Collected data entries
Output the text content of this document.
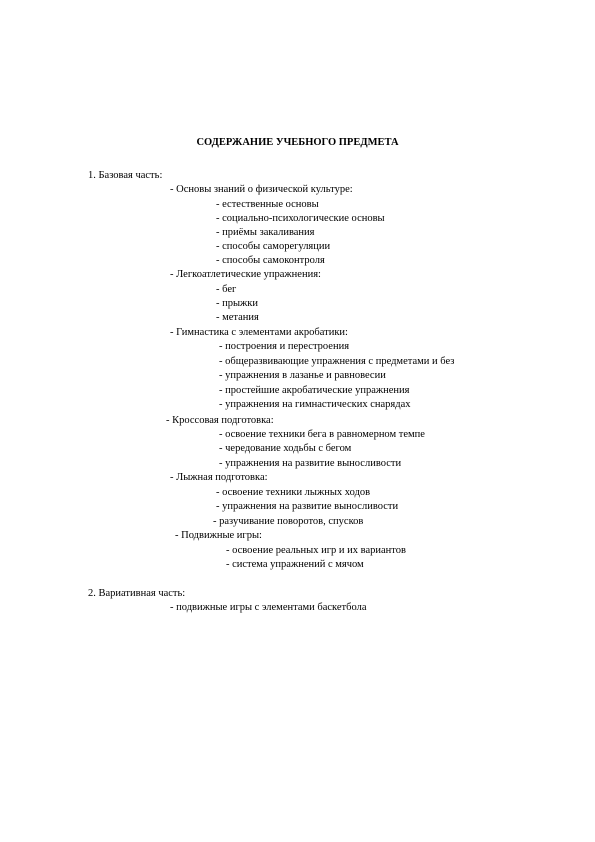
СОДЕРЖАНИЕ УЧЕБНОГО ПРЕДМЕТА
1. Базовая часть:
- Основы знаний о физической культуре:
- естественные основы
- социально-психологические основы
- приёмы закаливания
- способы саморегуляции
- способы самоконтроля
- Легкоатлетические упражнения:
- бег
- прыжки
- метания
- Гимнастика с элементами акробатики:
- построения и перестроения
- общеразвивающие упражнения с предметами и без
- упражнения в лазанье и равновесии
- простейшие акробатические упражнения
- упражнения на гимнастических снарядах
- Кроссовая подготовка:
- освоение техники бега в равномерном темпе
- чередование ходьбы с бегом
- упражнения на развитие выносливости
- Лыжная подготовка:
- освоение техники лыжных ходов
- упражнения на развитие выносливости
- разучивание поворотов, спусков
- Подвижные игры:
- освоение реальных игр и их вариантов
- система упражнений с мячом
2. Вариативная часть:
- подвижные игры с элементами баскетбола
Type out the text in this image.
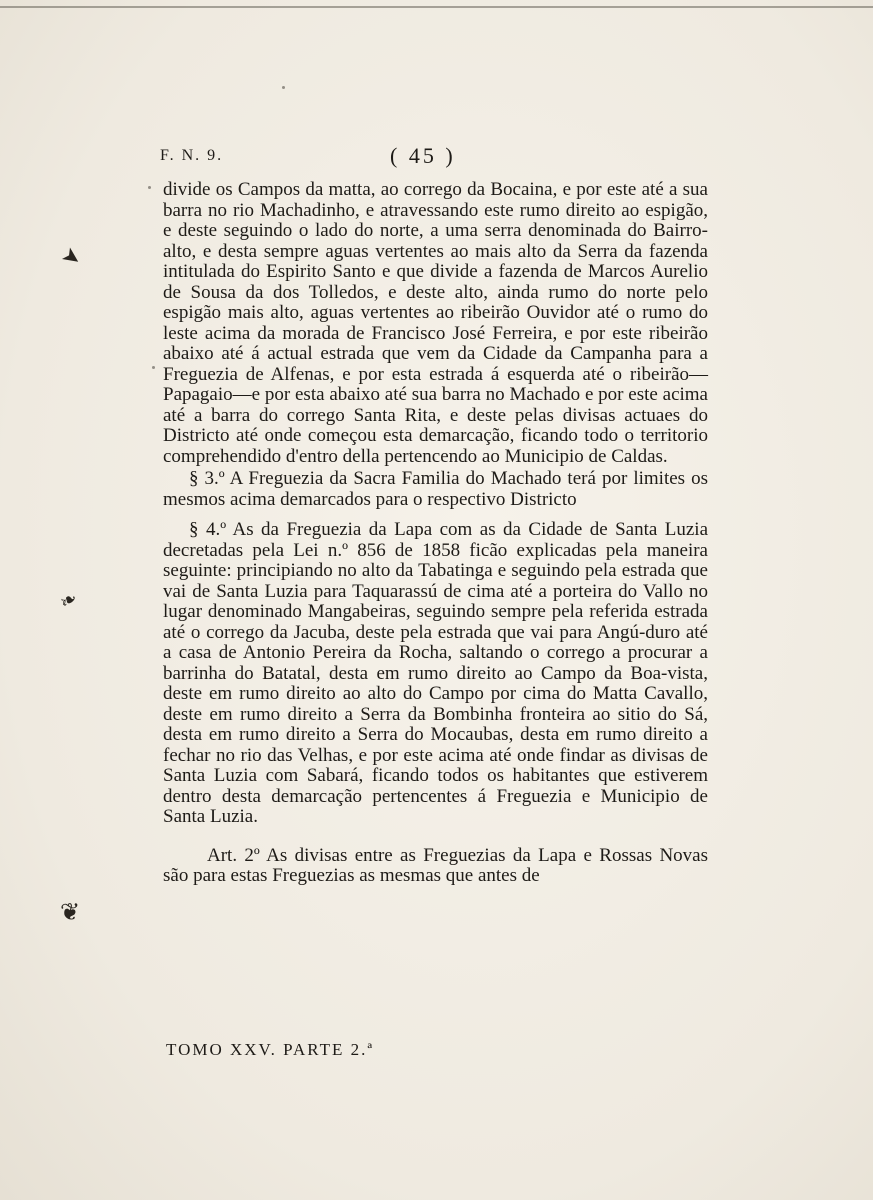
F. N. 9.	( 45 )

divide os Campos da matta, ao corrego da Bocaina, e por este até a sua barra no rio Machadinho, e atravessando este rumo direito ao espigão, e deste seguindo o lado do norte, a uma serra denominada do Bairro-alto, e desta sempre aguas vertentes ao mais alto da Serra da fazenda intitulada do Espirito Santo e que divide a fazenda de Marcos Aurelio de Sousa da dos Tolledos, e deste alto, ainda rumo do norte pelo espigão mais alto, aguas vertentes ao ribeirão Ouvidor até o rumo do leste acima da morada de Francisco José Ferreira, e por este ribeirão abaixo até á actual estrada que vem da Cidade da Campanha para a Freguezia de Alfenas, e por esta estrada á esquerda até o ribeirão—Papagaio—e por esta abaixo até sua barra no Machado e por este acima até a barra do corrego Santa Rita, e deste pelas divisas actuaes do Districto até onde começou esta demarcação, ficando todo o territorio comprehendido d'entro della pertencendo ao Municipio de Caldas.

§ 3.º A Freguezia da Sacra Familia do Machado terá por limites os mesmos acima demarcados para o respectivo Districto

§ 4.º As da Freguezia da Lapa com as da Cidade de Santa Luzia decretadas pela Lei n.º 856 de 1858 ficão explicadas pela maneira seguinte: principiando no alto da Tabatinga e seguindo pela estrada que vai de Santa Luzia para Taquarassú de cima até a porteira do Vallo no lugar denominado Mangabeiras, seguindo sempre pela referida estrada até o corrego da Jacuba, deste pela estrada que vai para Angú-duro até a casa de Antonio Pereira da Rocha, saltando o corrego a procurar a barrinha do Batatal, desta em rumo direito ao Campo da Boa-vista, deste em rumo direito ao alto do Campo por cima do Matta Cavallo, deste em rumo direito a Serra da Bombinha fronteira ao sitio do Sá, desta em rumo direito a Serra do Mocaubas, desta em rumo direito a fechar no rio das Velhas, e por este acima até onde findar as divisas de Santa Luzia com Sabará, ficando todos os habitantes que estiverem dentro desta demarcação pertencentes á Freguezia e Municipio de Santa Luzia.

Art. 2º As divisas entre as Freguezias da Lapa e Rossas Novas são para estas Freguezias as mesmas que antes de

TOMO XXV. PARTE 2.ª
➤
❧
❦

### EXERCISE OBJECTIVE:
Look for the word "упражнения" and return every line where it occurs.

### THE REPLY:
- Легкоатлетические упражнения:
- общеразвивающие упражнения с предметами и без
- упражнения в лазанье и равновесии
- простейшие акробатические упражнения
- упражнения на гимнастических снарядах
- упражнения на развитие выносливости
- упражнения на развитие выносливости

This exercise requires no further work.